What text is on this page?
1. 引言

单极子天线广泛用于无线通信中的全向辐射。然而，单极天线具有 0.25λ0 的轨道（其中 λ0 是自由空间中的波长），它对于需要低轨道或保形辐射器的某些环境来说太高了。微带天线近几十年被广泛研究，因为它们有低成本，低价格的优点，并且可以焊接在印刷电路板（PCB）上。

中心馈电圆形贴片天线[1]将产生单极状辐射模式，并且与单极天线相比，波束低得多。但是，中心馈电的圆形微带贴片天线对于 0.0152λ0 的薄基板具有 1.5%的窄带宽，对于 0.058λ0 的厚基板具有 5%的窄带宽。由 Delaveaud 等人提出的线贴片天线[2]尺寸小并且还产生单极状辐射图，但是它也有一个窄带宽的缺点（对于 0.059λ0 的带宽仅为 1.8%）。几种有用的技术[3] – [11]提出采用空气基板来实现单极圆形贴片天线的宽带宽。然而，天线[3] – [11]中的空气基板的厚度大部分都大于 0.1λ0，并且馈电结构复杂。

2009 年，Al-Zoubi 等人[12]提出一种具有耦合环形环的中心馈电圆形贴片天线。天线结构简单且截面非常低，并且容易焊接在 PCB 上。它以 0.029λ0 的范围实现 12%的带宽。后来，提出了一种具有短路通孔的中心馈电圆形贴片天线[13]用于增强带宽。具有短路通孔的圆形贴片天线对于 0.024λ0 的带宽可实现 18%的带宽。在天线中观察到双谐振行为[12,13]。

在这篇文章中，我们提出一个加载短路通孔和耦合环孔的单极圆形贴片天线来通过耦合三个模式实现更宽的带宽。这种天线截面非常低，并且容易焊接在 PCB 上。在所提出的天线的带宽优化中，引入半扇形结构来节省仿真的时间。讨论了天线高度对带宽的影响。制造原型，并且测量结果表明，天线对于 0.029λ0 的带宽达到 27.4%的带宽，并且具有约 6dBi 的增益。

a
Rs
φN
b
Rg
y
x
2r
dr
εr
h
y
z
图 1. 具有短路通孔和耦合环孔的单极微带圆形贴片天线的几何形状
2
┄┄┄┄┄┄┄┄┄┄
Given request - Repeat the material above in full, keeping every word.

Response to this task -
What text is on this page?
1. 引言

单极子天线广泛用于无线通信中的全向辐射。然而，单极天线具有 0.25λ0 的轨道（其中 λ0 是自由空间中的波长），它对于需要低轨道或保形辐射器的某些环境来说太高了。微带天线近几十年被广泛研究，因为它们有低成本，低价格的优点，并且可以焊接在印刷电路板（PCB）上。

中心馈电圆形贴片天线[1]将产生单极状辐射模式，并且与单极天线相比，波束低得多。但是，中心馈电的圆形微带贴片天线对于 0.0152λ0 的薄基板具有 1.5%的窄带宽，对于 0.058λ0 的厚基板具有 5%的窄带宽。由 Delaveaud 等人提出的线贴片天线[2]尺寸小并且还产生单极状辐射图，但是它也有一个窄带宽的缺点（对于 0.059λ0 的带宽仅为 1.8%）。几种有用的技术[3] – [11]提出采用空气基板来实现单极圆形贴片天线的宽带宽。然而，天线[3] – [11]中的空气基板的厚度大部分都大于 0.1λ0，并且馈电结构复杂。

2009 年，Al-Zoubi 等人[12]提出一种具有耦合环形环的中心馈电圆形贴片天线。天线结构简单且截面非常低，并且容易焊接在 PCB 上。它以 0.029λ0 的范围实现 12%的带宽。后来，提出了一种具有短路通孔的中心馈电圆形贴片天线[13]用于增强带宽。具有短路通孔的圆形贴片天线对于 0.024λ0 的带宽可实现 18%的带宽。在天线中观察到双谐振行为[12,13]。

在这篇文章中，我们提出一个加载短路通孔和耦合环孔的单极圆形贴片天线来通过耦合三个模式实现更宽的带宽。这种天线截面非常低，并且容易焊接在 PCB 上。在所提出的天线的带宽优化中，引入半扇形结构来节省仿真的时间。讨论了天线高度对带宽的影响。制造原型，并且测量结果表明，天线对于 0.029λ0 的带宽达到 27.4%的带宽，并且具有约 6dBi 的增益。

a
Rs
φN
b
Rg
y
x
2r
dr
εr
h
y
z
图 1. 具有短路通孔和耦合环孔的单极微带圆形贴片天线的几何形状
2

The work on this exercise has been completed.